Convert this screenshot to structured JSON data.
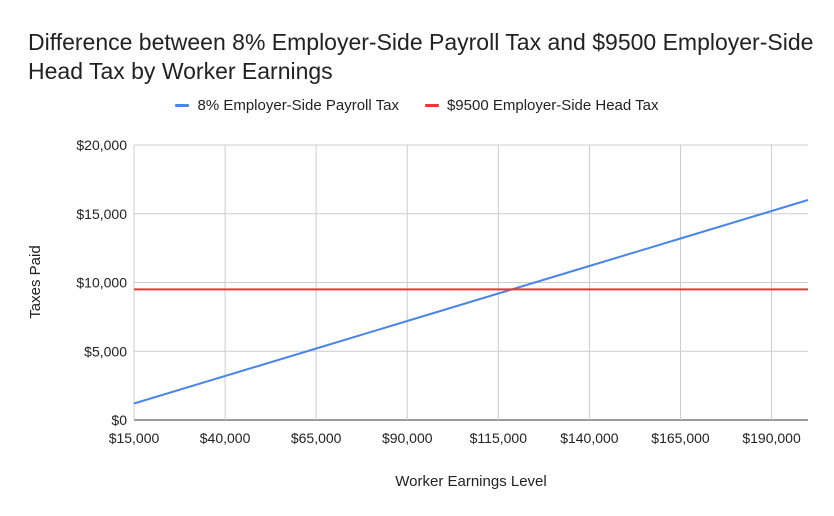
{
  "chart_data": {
    "type": "line",
    "title": "Difference between 8% Employer-Side Payroll Tax and $9500 Employer-Side Head Tax by Worker Earnings",
    "xlabel": "Worker Earnings Level",
    "ylabel": "Taxes Paid",
    "x": [
      15000,
      40000,
      65000,
      90000,
      115000,
      140000,
      165000,
      190000,
      200000
    ],
    "xlim": [
      15000,
      200000
    ],
    "ylim": [
      0,
      20000
    ],
    "x_ticks": [
      15000,
      40000,
      65000,
      90000,
      115000,
      140000,
      165000,
      190000
    ],
    "x_tick_labels": [
      "$15,000",
      "$40,000",
      "$65,000",
      "$90,000",
      "$115,000",
      "$140,000",
      "$165,000",
      "$190,000"
    ],
    "y_ticks": [
      0,
      5000,
      10000,
      15000,
      20000
    ],
    "y_tick_labels": [
      "$0",
      "$5,000",
      "$10,000",
      "$15,000",
      "$20,000"
    ],
    "series": [
      {
        "name": "8% Employer-Side Payroll Tax",
        "color": "#4a86e8",
        "values": [
          1200,
          3200,
          5200,
          7200,
          9200,
          11200,
          13200,
          15200,
          16000
        ]
      },
      {
        "name": "$9500 Employer-Side Head Tax",
        "color": "#e53935",
        "values": [
          9500,
          9500,
          9500,
          9500,
          9500,
          9500,
          9500,
          9500,
          9500
        ]
      }
    ],
    "grid": true,
    "legend_position": "top-center"
  }
}
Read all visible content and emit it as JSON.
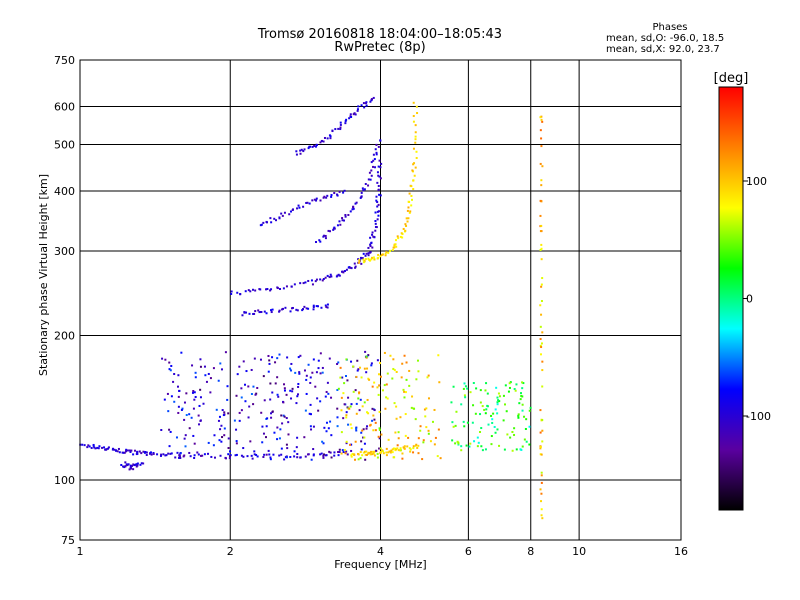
{
  "chart_data": {
    "type": "scatter",
    "title": "Tromsø 20160818 18:04:00–18:05:43",
    "subtitle": "RwPretec (8p)",
    "xlabel": "Frequency [MHz]",
    "ylabel": "Stationary phase Virtual Height [km]",
    "x_scale": "log",
    "y_scale": "log",
    "xlim": [
      1,
      16
    ],
    "ylim": [
      75,
      750
    ],
    "x_ticks": [
      1,
      2,
      4,
      6,
      8,
      10,
      16
    ],
    "y_ticks": [
      75,
      100,
      200,
      300,
      400,
      500,
      600,
      750
    ],
    "grid": true,
    "stats": {
      "heading": "Phases",
      "o_line": "mean, sd,O: -96.0, 18.5",
      "x_line": "mean, sd,X:  92.0, 23.7"
    },
    "colorbar": {
      "label": "[deg]",
      "range": [
        -180,
        180
      ],
      "ticks": [
        -100,
        0,
        100
      ],
      "colors": [
        "#000000",
        "#5a00a0",
        "#0000ff",
        "#00ffff",
        "#00ff00",
        "#ffff00",
        "#ff8000",
        "#ff0000"
      ]
    },
    "series": [
      {
        "name": "O",
        "phase_deg": -100,
        "color": "#1a1aff",
        "traces": [
          {
            "f": [
              1.0,
              1.1,
              1.2,
              1.3,
              1.4,
              1.6,
              2.0,
              2.5,
              3.0,
              3.5
            ],
            "h": [
              118,
              117,
              115,
              114,
              113,
              113,
              112,
              112,
              113,
              114
            ]
          },
          {
            "f": [
              1.22,
              1.27,
              1.33
            ],
            "h": [
              108,
              106,
              108
            ]
          },
          {
            "f": [
              2.0,
              2.4,
              2.9,
              3.3,
              3.6,
              3.8,
              3.9,
              3.97,
              4.0
            ],
            "h": [
              245,
              250,
              258,
              268,
              282,
              300,
              335,
              390,
              470
            ]
          },
          {
            "f": [
              3.0,
              3.3,
              3.6,
              3.85,
              3.98
            ],
            "h": [
              315,
              340,
              380,
              440,
              520
            ]
          },
          {
            "f": [
              2.7,
              3.0,
              3.3,
              3.6,
              3.9
            ],
            "h": [
              480,
              500,
              540,
              590,
              630
            ]
          },
          {
            "f": [
              2.3,
              2.6,
              3.0,
              3.4
            ],
            "h": [
              340,
              360,
              385,
              400
            ]
          },
          {
            "f": [
              2.1,
              2.4,
              2.8,
              3.2
            ],
            "h": [
              222,
              225,
              228,
              230
            ]
          }
        ]
      },
      {
        "name": "X",
        "phase_deg": 92,
        "color": "#e8e800",
        "traces": [
          {
            "f": [
              3.6,
              3.9,
              4.2,
              4.45,
              4.6,
              4.68,
              4.7
            ],
            "h": [
              285,
              290,
              300,
              330,
              380,
              460,
              620
            ]
          },
          {
            "f": [
              3.5,
              3.8,
              4.1,
              4.4,
              4.8
            ],
            "h": [
              113,
              114,
              115,
              116,
              118
            ]
          }
        ]
      }
    ],
    "scatter_regions": [
      {
        "f_min": 1.45,
        "f_max": 4.0,
        "h_min": 110,
        "h_max": 185,
        "phase_deg": -100
      },
      {
        "f_min": 3.3,
        "f_max": 5.3,
        "h_min": 110,
        "h_max": 185,
        "phase_deg": 90
      },
      {
        "f_min": 5.5,
        "f_max": 8.0,
        "h_min": 115,
        "h_max": 160,
        "phase_deg": 20
      }
    ],
    "vertical_echo_lines": [
      {
        "f": 8.4,
        "h_min": 80,
        "h_max": 650,
        "phase_deg": 100
      }
    ]
  }
}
##############################
> Work required: Drop the images and quote the entries word for word.

> The output:
Convert this screenshot to structured JSON data.
{
  "chart_data": {
    "type": "line",
    "title": "Difference between 8% Employer-Side Payroll Tax and $9500 Employer-Side Head Tax by Worker Earnings",
    "xlabel": "Worker Earnings Level",
    "ylabel": "Taxes Paid",
    "x": [
      15000,
      40000,
      65000,
      90000,
      115000,
      140000,
      165000,
      190000,
      200000
    ],
    "xlim": [
      15000,
      200000
    ],
    "ylim": [
      0,
      20000
    ],
    "x_ticks": [
      15000,
      40000,
      65000,
      90000,
      115000,
      140000,
      165000,
      190000
    ],
    "x_tick_labels": [
      "$15,000",
      "$40,000",
      "$65,000",
      "$90,000",
      "$115,000",
      "$140,000",
      "$165,000",
      "$190,000"
    ],
    "y_ticks": [
      0,
      5000,
      10000,
      15000,
      20000
    ],
    "y_tick_labels": [
      "$0",
      "$5,000",
      "$10,000",
      "$15,000",
      "$20,000"
    ],
    "series": [
      {
        "name": "8% Employer-Side Payroll Tax",
        "color": "#4a86e8",
        "values": [
          1200,
          3200,
          5200,
          7200,
          9200,
          11200,
          13200,
          15200,
          16000
        ]
      },
      {
        "name": "$9500 Employer-Side Head Tax",
        "color": "#e53935",
        "values": [
          9500,
          9500,
          9500,
          9500,
          9500,
          9500,
          9500,
          9500,
          9500
        ]
      }
    ],
    "grid": true,
    "legend_position": "top-center"
  }
}
Read all visible content and emit it as JSON.
{
  "chart_data": {
    "type": "scatter",
    "title": "Tromsø 20160818 18:04:00–18:05:43",
    "subtitle": "RwPretec (8p)",
    "xlabel": "Frequency [MHz]",
    "ylabel": "Stationary phase Virtual Height [km]",
    "x_scale": "log",
    "y_scale": "log",
    "xlim": [
      1,
      16
    ],
    "ylim": [
      75,
      750
    ],
    "x_ticks": [
      1,
      2,
      4,
      6,
      8,
      10,
      16
    ],
    "y_ticks": [
      75,
      100,
      200,
      300,
      400,
      500,
      600,
      750
    ],
    "grid": true,
    "stats": {
      "heading": "Phases",
      "o_line": "mean, sd,O: -96.0, 18.5",
      "x_line": "mean, sd,X:  92.0, 23.7"
    },
    "colorbar": {
      "label": "[deg]",
      "range": [
        -180,
        180
      ],
      "ticks": [
        -100,
        0,
        100
      ],
      "colors": [
        "#000000",
        "#5a00a0",
        "#0000ff",
        "#00ffff",
        "#00ff00",
        "#ffff00",
        "#ff8000",
        "#ff0000"
      ]
    },
    "series": [
      {
        "name": "O",
        "phase_deg": -100,
        "color": "#1a1aff",
        "traces": [
          {
            "f": [
              1.0,
              1.1,
              1.2,
              1.3,
              1.4,
              1.6,
              2.0,
              2.5,
              3.0,
              3.5
            ],
            "h": [
              118,
              117,
              115,
              114,
              113,
              113,
              112,
              112,
              113,
              114
            ]
          },
          {
            "f": [
              1.22,
              1.27,
              1.33
            ],
            "h": [
              108,
              106,
              108
            ]
          },
          {
            "f": [
              2.0,
              2.4,
              2.9,
              3.3,
              3.6,
              3.8,
              3.9,
              3.97,
              4.0
            ],
            "h": [
              245,
              250,
              258,
              268,
              282,
              300,
              335,
              390,
              470
            ]
          },
          {
            "f": [
              3.0,
              3.3,
              3.6,
              3.85,
              3.98
            ],
            "h": [
              315,
              340,
              380,
              440,
              520
            ]
          },
          {
            "f": [
              2.7,
              3.0,
              3.3,
              3.6,
              3.9
            ],
            "h": [
              480,
              500,
              540,
              590,
              630
            ]
          },
          {
            "f": [
              2.3,
              2.6,
              3.0,
              3.4
            ],
            "h": [
              340,
              360,
              385,
              400
            ]
          },
          {
            "f": [
              2.1,
              2.4,
              2.8,
              3.2
            ],
            "h": [
              222,
              225,
              228,
              230
            ]
          }
        ]
      },
      {
        "name": "X",
        "phase_deg": 92,
        "color": "#e8e800",
        "traces": [
          {
            "f": [
              3.6,
              3.9,
              4.2,
              4.45,
              4.6,
              4.68,
              4.7
            ],
            "h": [
              285,
              290,
              300,
              330,
              380,
              460,
              620
            ]
          },
          {
            "f": [
              3.5,
              3.8,
              4.1,
              4.4,
              4.8
            ],
            "h": [
              113,
              114,
              115,
              116,
              118
            ]
          }
        ]
      }
    ],
    "scatter_regions": [
      {
        "f_min": 1.45,
        "f_max": 4.0,
        "h_min": 110,
        "h_max": 185,
        "phase_deg": -100
      },
      {
        "f_min": 3.3,
        "f_max": 5.3,
        "h_min": 110,
        "h_max": 185,
        "phase_deg": 90
      },
      {
        "f_min": 5.5,
        "f_max": 8.0,
        "h_min": 115,
        "h_max": 160,
        "phase_deg": 20
      }
    ],
    "vertical_echo_lines": [
      {
        "f": 8.4,
        "h_min": 80,
        "h_max": 650,
        "phase_deg": 100
      }
    ]
  }
}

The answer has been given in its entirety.